- To be done: Repeat exactly the stretch of lines that starts with the one containing "Output the text content of this document." and ends with the last line of the material. Leave out pictures.

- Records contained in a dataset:
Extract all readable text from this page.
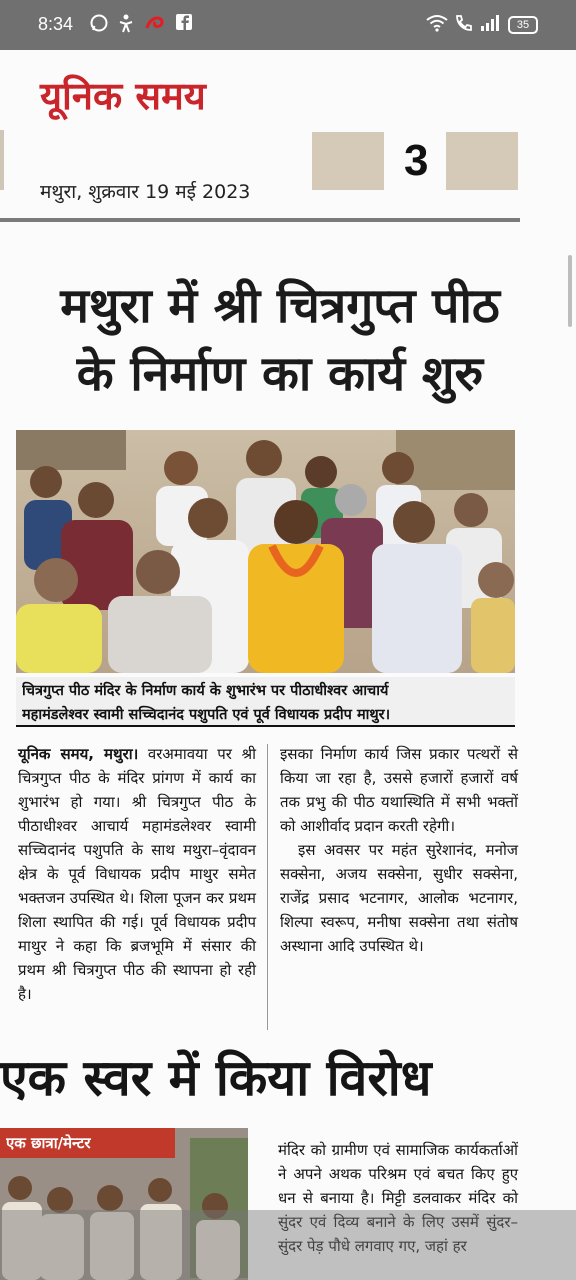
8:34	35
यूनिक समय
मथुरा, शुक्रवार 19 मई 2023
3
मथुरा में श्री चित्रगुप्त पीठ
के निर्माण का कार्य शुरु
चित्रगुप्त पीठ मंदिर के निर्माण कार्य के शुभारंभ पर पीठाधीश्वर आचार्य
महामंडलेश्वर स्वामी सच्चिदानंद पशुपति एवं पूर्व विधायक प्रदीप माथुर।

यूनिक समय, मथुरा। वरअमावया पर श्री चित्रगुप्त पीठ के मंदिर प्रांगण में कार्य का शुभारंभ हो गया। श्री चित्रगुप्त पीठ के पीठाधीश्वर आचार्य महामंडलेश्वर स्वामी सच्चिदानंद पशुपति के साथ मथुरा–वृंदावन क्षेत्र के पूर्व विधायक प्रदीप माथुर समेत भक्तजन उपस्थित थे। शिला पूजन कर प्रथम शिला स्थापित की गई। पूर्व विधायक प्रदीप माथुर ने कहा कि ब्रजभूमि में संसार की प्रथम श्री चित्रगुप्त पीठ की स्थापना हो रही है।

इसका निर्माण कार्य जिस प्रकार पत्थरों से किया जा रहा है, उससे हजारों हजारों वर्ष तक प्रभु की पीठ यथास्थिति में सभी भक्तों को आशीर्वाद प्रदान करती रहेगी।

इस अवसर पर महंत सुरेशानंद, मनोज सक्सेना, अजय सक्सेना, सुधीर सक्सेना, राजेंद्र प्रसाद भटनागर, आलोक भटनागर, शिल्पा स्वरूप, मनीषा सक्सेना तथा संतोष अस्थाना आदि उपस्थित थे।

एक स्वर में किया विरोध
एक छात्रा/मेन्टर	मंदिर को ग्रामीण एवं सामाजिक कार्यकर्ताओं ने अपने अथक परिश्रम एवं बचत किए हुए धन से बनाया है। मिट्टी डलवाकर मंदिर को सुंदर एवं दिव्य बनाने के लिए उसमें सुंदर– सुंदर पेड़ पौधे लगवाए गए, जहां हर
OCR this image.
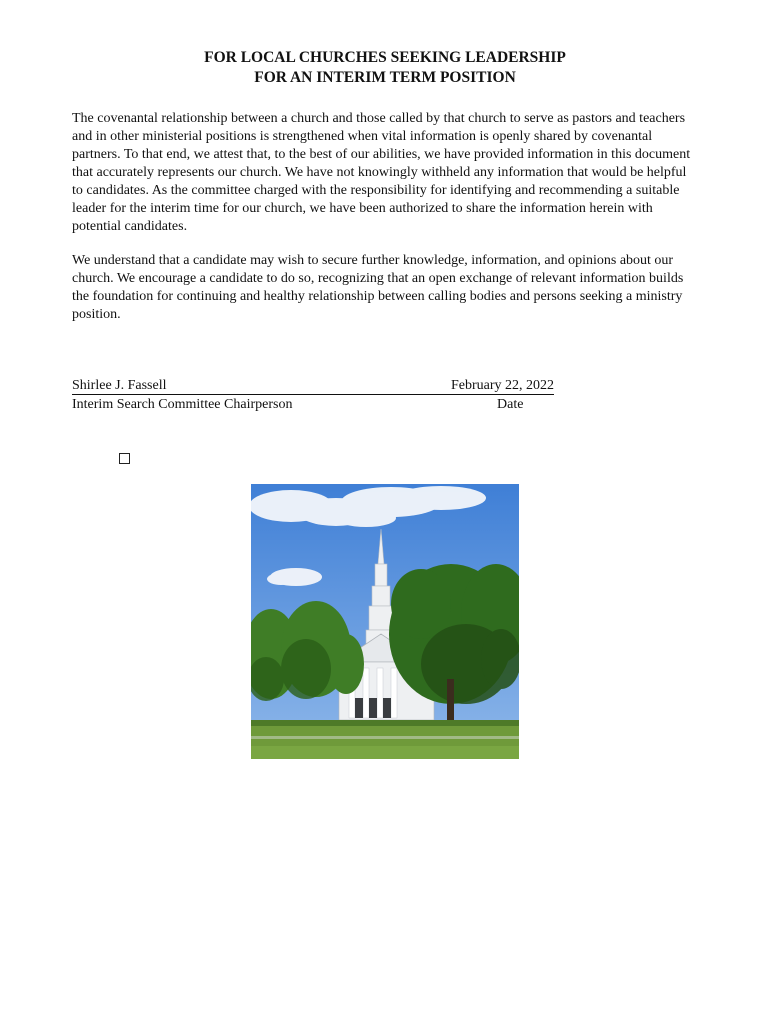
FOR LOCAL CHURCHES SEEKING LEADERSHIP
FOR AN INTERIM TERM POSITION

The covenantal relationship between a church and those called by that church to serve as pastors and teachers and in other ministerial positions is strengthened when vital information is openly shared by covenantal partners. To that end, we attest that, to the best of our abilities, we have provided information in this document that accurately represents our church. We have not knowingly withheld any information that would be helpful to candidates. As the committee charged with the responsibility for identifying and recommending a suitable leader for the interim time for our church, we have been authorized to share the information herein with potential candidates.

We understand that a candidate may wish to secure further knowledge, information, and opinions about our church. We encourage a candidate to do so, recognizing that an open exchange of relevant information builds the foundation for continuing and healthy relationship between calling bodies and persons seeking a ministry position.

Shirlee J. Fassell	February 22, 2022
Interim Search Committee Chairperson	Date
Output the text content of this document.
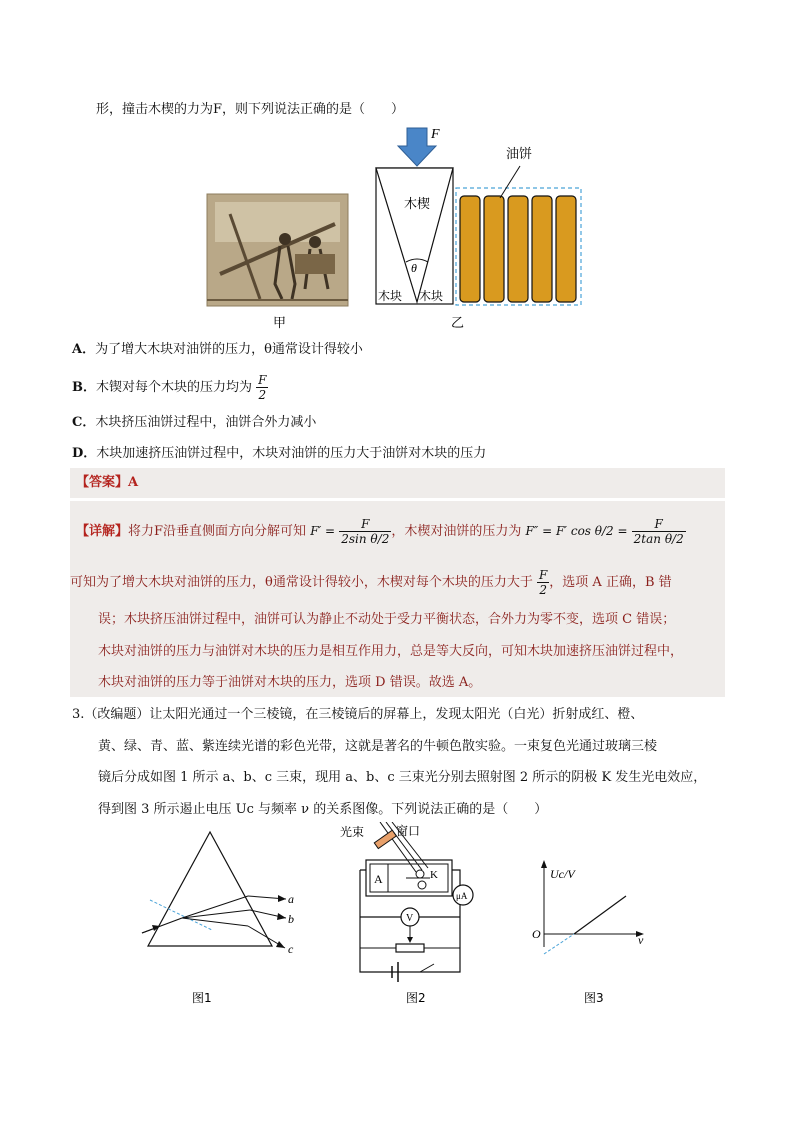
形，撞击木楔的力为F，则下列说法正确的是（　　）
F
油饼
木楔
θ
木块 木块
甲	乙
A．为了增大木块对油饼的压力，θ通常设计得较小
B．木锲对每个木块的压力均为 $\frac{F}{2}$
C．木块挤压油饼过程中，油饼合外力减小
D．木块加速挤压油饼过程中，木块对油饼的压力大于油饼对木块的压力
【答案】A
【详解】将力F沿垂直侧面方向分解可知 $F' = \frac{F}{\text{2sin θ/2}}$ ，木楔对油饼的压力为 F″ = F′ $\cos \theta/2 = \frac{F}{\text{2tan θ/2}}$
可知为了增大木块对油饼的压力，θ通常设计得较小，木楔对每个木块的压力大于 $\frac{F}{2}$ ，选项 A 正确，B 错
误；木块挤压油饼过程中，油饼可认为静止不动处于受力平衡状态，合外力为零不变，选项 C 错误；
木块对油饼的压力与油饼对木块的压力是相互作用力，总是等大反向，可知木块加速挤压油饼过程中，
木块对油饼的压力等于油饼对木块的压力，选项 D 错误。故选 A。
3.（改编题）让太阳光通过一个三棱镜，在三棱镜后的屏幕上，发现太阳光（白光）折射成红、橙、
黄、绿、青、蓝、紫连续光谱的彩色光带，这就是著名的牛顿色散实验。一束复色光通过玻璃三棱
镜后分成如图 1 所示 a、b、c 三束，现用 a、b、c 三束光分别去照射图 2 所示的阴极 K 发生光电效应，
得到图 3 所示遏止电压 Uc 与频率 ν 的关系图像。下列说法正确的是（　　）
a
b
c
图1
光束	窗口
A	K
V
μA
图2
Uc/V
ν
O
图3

- Answer in full:
Output the text content of this document.
形，撞击木楔的力为F，则下列说法正确的是（　　）
F
油饼
木楔
θ
木块 木块
甲	乙
A．为了增大木块对油饼的压力，θ通常设计得较小
B．木锲对每个木块的压力均为 $\frac{F}{2}$
C．木块挤压油饼过程中，油饼合外力减小
D．木块加速挤压油饼过程中，木块对油饼的压力大于油饼对木块的压力
【答案】A
【详解】将力F沿垂直侧面方向分解可知 $F' = \frac{F}{\text{2sin θ/2}}$ ，木楔对油饼的压力为 F″ = F′ $\cos \theta/2 = \frac{F}{\text{2tan θ/2}}$
可知为了增大木块对油饼的压力，θ通常设计得较小，木楔对每个木块的压力大于 $\frac{F}{2}$ ，选项 A 正确，B 错
误；木块挤压油饼过程中，油饼可认为静止不动处于受力平衡状态，合外力为零不变，选项 C 错误；
木块对油饼的压力与油饼对木块的压力是相互作用力，总是等大反向，可知木块加速挤压油饼过程中，
木块对油饼的压力等于油饼对木块的压力，选项 D 错误。故选 A。
3.（改编题）让太阳光通过一个三棱镜，在三棱镜后的屏幕上，发现太阳光（白光）折射成红、橙、
黄、绿、青、蓝、紫连续光谱的彩色光带，这就是著名的牛顿色散实验。一束复色光通过玻璃三棱
镜后分成如图 1 所示 a、b、c 三束，现用 a、b、c 三束光分别去照射图 2 所示的阴极 K 发生光电效应，
得到图 3 所示遏止电压 Uc 与频率 ν 的关系图像。下列说法正确的是（　　）
a
b
c
图1
光束	窗口
A	K
V
μA
图2
Uc/V
ν
O
图3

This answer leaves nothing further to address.